YOUR TASK:
Could you transcribe every record below exactly as written, leaving out any pictures?

====

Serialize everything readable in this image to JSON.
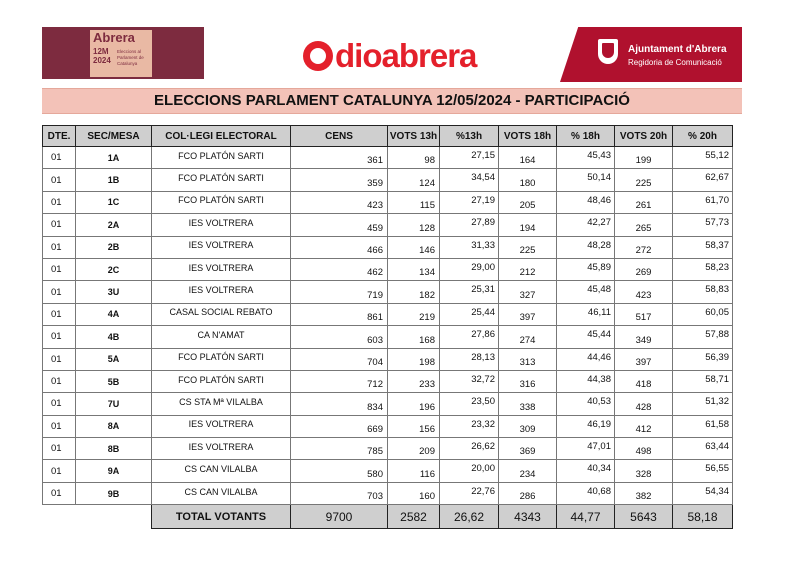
{
  "header": {
    "left_logo": {
      "brand": "Abrera",
      "date_line1": "12M",
      "date_line2": "2024",
      "subtitle": "Eleccions al Parlament de Catalunya"
    },
    "center_logo": {
      "brand": "dioabrera",
      "color": "#e4202b"
    },
    "right_logo": {
      "name": "Ajuntament d'Abrera",
      "department": "Regidoria de Comunicació",
      "color": "#b0112e"
    }
  },
  "title": "ELECCIONS PARLAMENT CATALUNYA 12/05/2024 - PARTICIPACIÓ",
  "table": {
    "columns": [
      "DTE.",
      "SEC/MESA",
      "COL·LEGI ELECTORAL",
      "CENS",
      "VOTS 13h",
      "%13h",
      "VOTS 18h",
      "% 18h",
      "VOTS 20h",
      "% 20h"
    ],
    "rows": [
      {
        "dte": "01",
        "sec": "1A",
        "col": "FCO PLATÓN SARTI",
        "cens": "361",
        "v13": "98",
        "p13": "27,15",
        "v18": "164",
        "p18": "45,43",
        "v20": "199",
        "p20": "55,12"
      },
      {
        "dte": "01",
        "sec": "1B",
        "col": "FCO PLATÓN SARTI",
        "cens": "359",
        "v13": "124",
        "p13": "34,54",
        "v18": "180",
        "p18": "50,14",
        "v20": "225",
        "p20": "62,67"
      },
      {
        "dte": "01",
        "sec": "1C",
        "col": "FCO PLATÓN SARTI",
        "cens": "423",
        "v13": "115",
        "p13": "27,19",
        "v18": "205",
        "p18": "48,46",
        "v20": "261",
        "p20": "61,70"
      },
      {
        "dte": "01",
        "sec": "2A",
        "col": "IES VOLTRERA",
        "cens": "459",
        "v13": "128",
        "p13": "27,89",
        "v18": "194",
        "p18": "42,27",
        "v20": "265",
        "p20": "57,73"
      },
      {
        "dte": "01",
        "sec": "2B",
        "col": "IES VOLTRERA",
        "cens": "466",
        "v13": "146",
        "p13": "31,33",
        "v18": "225",
        "p18": "48,28",
        "v20": "272",
        "p20": "58,37"
      },
      {
        "dte": "01",
        "sec": "2C",
        "col": "IES VOLTRERA",
        "cens": "462",
        "v13": "134",
        "p13": "29,00",
        "v18": "212",
        "p18": "45,89",
        "v20": "269",
        "p20": "58,23"
      },
      {
        "dte": "01",
        "sec": "3U",
        "col": "IES VOLTRERA",
        "cens": "719",
        "v13": "182",
        "p13": "25,31",
        "v18": "327",
        "p18": "45,48",
        "v20": "423",
        "p20": "58,83"
      },
      {
        "dte": "01",
        "sec": "4A",
        "col": "CASAL SOCIAL REBATO",
        "cens": "861",
        "v13": "219",
        "p13": "25,44",
        "v18": "397",
        "p18": "46,11",
        "v20": "517",
        "p20": "60,05"
      },
      {
        "dte": "01",
        "sec": "4B",
        "col": "CA N'AMAT",
        "cens": "603",
        "v13": "168",
        "p13": "27,86",
        "v18": "274",
        "p18": "45,44",
        "v20": "349",
        "p20": "57,88"
      },
      {
        "dte": "01",
        "sec": "5A",
        "col": "FCO PLATÓN SARTI",
        "cens": "704",
        "v13": "198",
        "p13": "28,13",
        "v18": "313",
        "p18": "44,46",
        "v20": "397",
        "p20": "56,39"
      },
      {
        "dte": "01",
        "sec": "5B",
        "col": "FCO PLATÓN SARTI",
        "cens": "712",
        "v13": "233",
        "p13": "32,72",
        "v18": "316",
        "p18": "44,38",
        "v20": "418",
        "p20": "58,71"
      },
      {
        "dte": "01",
        "sec": "7U",
        "col": "CS STA Mª VILALBA",
        "cens": "834",
        "v13": "196",
        "p13": "23,50",
        "v18": "338",
        "p18": "40,53",
        "v20": "428",
        "p20": "51,32"
      },
      {
        "dte": "01",
        "sec": "8A",
        "col": "IES VOLTRERA",
        "cens": "669",
        "v13": "156",
        "p13": "23,32",
        "v18": "309",
        "p18": "46,19",
        "v20": "412",
        "p20": "61,58"
      },
      {
        "dte": "01",
        "sec": "8B",
        "col": "IES VOLTRERA",
        "cens": "785",
        "v13": "209",
        "p13": "26,62",
        "v18": "369",
        "p18": "47,01",
        "v20": "498",
        "p20": "63,44"
      },
      {
        "dte": "01",
        "sec": "9A",
        "col": "CS CAN VILALBA",
        "cens": "580",
        "v13": "116",
        "p13": "20,00",
        "v18": "234",
        "p18": "40,34",
        "v20": "328",
        "p20": "56,55"
      },
      {
        "dte": "01",
        "sec": "9B",
        "col": "CS CAN VILALBA",
        "cens": "703",
        "v13": "160",
        "p13": "22,76",
        "v18": "286",
        "p18": "40,68",
        "v20": "382",
        "p20": "54,34"
      }
    ],
    "total": {
      "label": "TOTAL VOTANTS",
      "cens": "9700",
      "v13": "2582",
      "p13": "26,62",
      "v18": "4343",
      "p18": "44,77",
      "v20": "5643",
      "p20": "58,18"
    }
  }
}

====

SOLUTION TO THE PROBLEM:
Serialize everything readable in this image to JSON.
{
  "header": {
    "left_logo": {
      "brand": "Abrera",
      "date_line1": "12M",
      "date_line2": "2024",
      "subtitle": "Eleccions al Parlament de Catalunya"
    },
    "center_logo": {
      "brand": "dioabrera",
      "color": "#e4202b"
    },
    "right_logo": {
      "name": "Ajuntament d'Abrera",
      "department": "Regidoria de Comunicació",
      "color": "#b0112e"
    }
  },
  "title": "ELECCIONS PARLAMENT CATALUNYA 12/05/2024 - PARTICIPACIÓ",
  "table": {
    "columns": [
      "DTE.",
      "SEC/MESA",
      "COL·LEGI ELECTORAL",
      "CENS",
      "VOTS 13h",
      "%13h",
      "VOTS 18h",
      "% 18h",
      "VOTS 20h",
      "% 20h"
    ],
    "rows": [
      {
        "dte": "01",
        "sec": "1A",
        "col": "FCO PLATÓN SARTI",
        "cens": "361",
        "v13": "98",
        "p13": "27,15",
        "v18": "164",
        "p18": "45,43",
        "v20": "199",
        "p20": "55,12"
      },
      {
        "dte": "01",
        "sec": "1B",
        "col": "FCO PLATÓN SARTI",
        "cens": "359",
        "v13": "124",
        "p13": "34,54",
        "v18": "180",
        "p18": "50,14",
        "v20": "225",
        "p20": "62,67"
      },
      {
        "dte": "01",
        "sec": "1C",
        "col": "FCO PLATÓN SARTI",
        "cens": "423",
        "v13": "115",
        "p13": "27,19",
        "v18": "205",
        "p18": "48,46",
        "v20": "261",
        "p20": "61,70"
      },
      {
        "dte": "01",
        "sec": "2A",
        "col": "IES VOLTRERA",
        "cens": "459",
        "v13": "128",
        "p13": "27,89",
        "v18": "194",
        "p18": "42,27",
        "v20": "265",
        "p20": "57,73"
      },
      {
        "dte": "01",
        "sec": "2B",
        "col": "IES VOLTRERA",
        "cens": "466",
        "v13": "146",
        "p13": "31,33",
        "v18": "225",
        "p18": "48,28",
        "v20": "272",
        "p20": "58,37"
      },
      {
        "dte": "01",
        "sec": "2C",
        "col": "IES VOLTRERA",
        "cens": "462",
        "v13": "134",
        "p13": "29,00",
        "v18": "212",
        "p18": "45,89",
        "v20": "269",
        "p20": "58,23"
      },
      {
        "dte": "01",
        "sec": "3U",
        "col": "IES VOLTRERA",
        "cens": "719",
        "v13": "182",
        "p13": "25,31",
        "v18": "327",
        "p18": "45,48",
        "v20": "423",
        "p20": "58,83"
      },
      {
        "dte": "01",
        "sec": "4A",
        "col": "CASAL SOCIAL REBATO",
        "cens": "861",
        "v13": "219",
        "p13": "25,44",
        "v18": "397",
        "p18": "46,11",
        "v20": "517",
        "p20": "60,05"
      },
      {
        "dte": "01",
        "sec": "4B",
        "col": "CA N'AMAT",
        "cens": "603",
        "v13": "168",
        "p13": "27,86",
        "v18": "274",
        "p18": "45,44",
        "v20": "349",
        "p20": "57,88"
      },
      {
        "dte": "01",
        "sec": "5A",
        "col": "FCO PLATÓN SARTI",
        "cens": "704",
        "v13": "198",
        "p13": "28,13",
        "v18": "313",
        "p18": "44,46",
        "v20": "397",
        "p20": "56,39"
      },
      {
        "dte": "01",
        "sec": "5B",
        "col": "FCO PLATÓN SARTI",
        "cens": "712",
        "v13": "233",
        "p13": "32,72",
        "v18": "316",
        "p18": "44,38",
        "v20": "418",
        "p20": "58,71"
      },
      {
        "dte": "01",
        "sec": "7U",
        "col": "CS STA Mª VILALBA",
        "cens": "834",
        "v13": "196",
        "p13": "23,50",
        "v18": "338",
        "p18": "40,53",
        "v20": "428",
        "p20": "51,32"
      },
      {
        "dte": "01",
        "sec": "8A",
        "col": "IES VOLTRERA",
        "cens": "669",
        "v13": "156",
        "p13": "23,32",
        "v18": "309",
        "p18": "46,19",
        "v20": "412",
        "p20": "61,58"
      },
      {
        "dte": "01",
        "sec": "8B",
        "col": "IES VOLTRERA",
        "cens": "785",
        "v13": "209",
        "p13": "26,62",
        "v18": "369",
        "p18": "47,01",
        "v20": "498",
        "p20": "63,44"
      },
      {
        "dte": "01",
        "sec": "9A",
        "col": "CS CAN VILALBA",
        "cens": "580",
        "v13": "116",
        "p13": "20,00",
        "v18": "234",
        "p18": "40,34",
        "v20": "328",
        "p20": "56,55"
      },
      {
        "dte": "01",
        "sec": "9B",
        "col": "CS CAN VILALBA",
        "cens": "703",
        "v13": "160",
        "p13": "22,76",
        "v18": "286",
        "p18": "40,68",
        "v20": "382",
        "p20": "54,34"
      }
    ],
    "total": {
      "label": "TOTAL VOTANTS",
      "cens": "9700",
      "v13": "2582",
      "p13": "26,62",
      "v18": "4343",
      "p18": "44,77",
      "v20": "5643",
      "p20": "58,18"
    }
  }
}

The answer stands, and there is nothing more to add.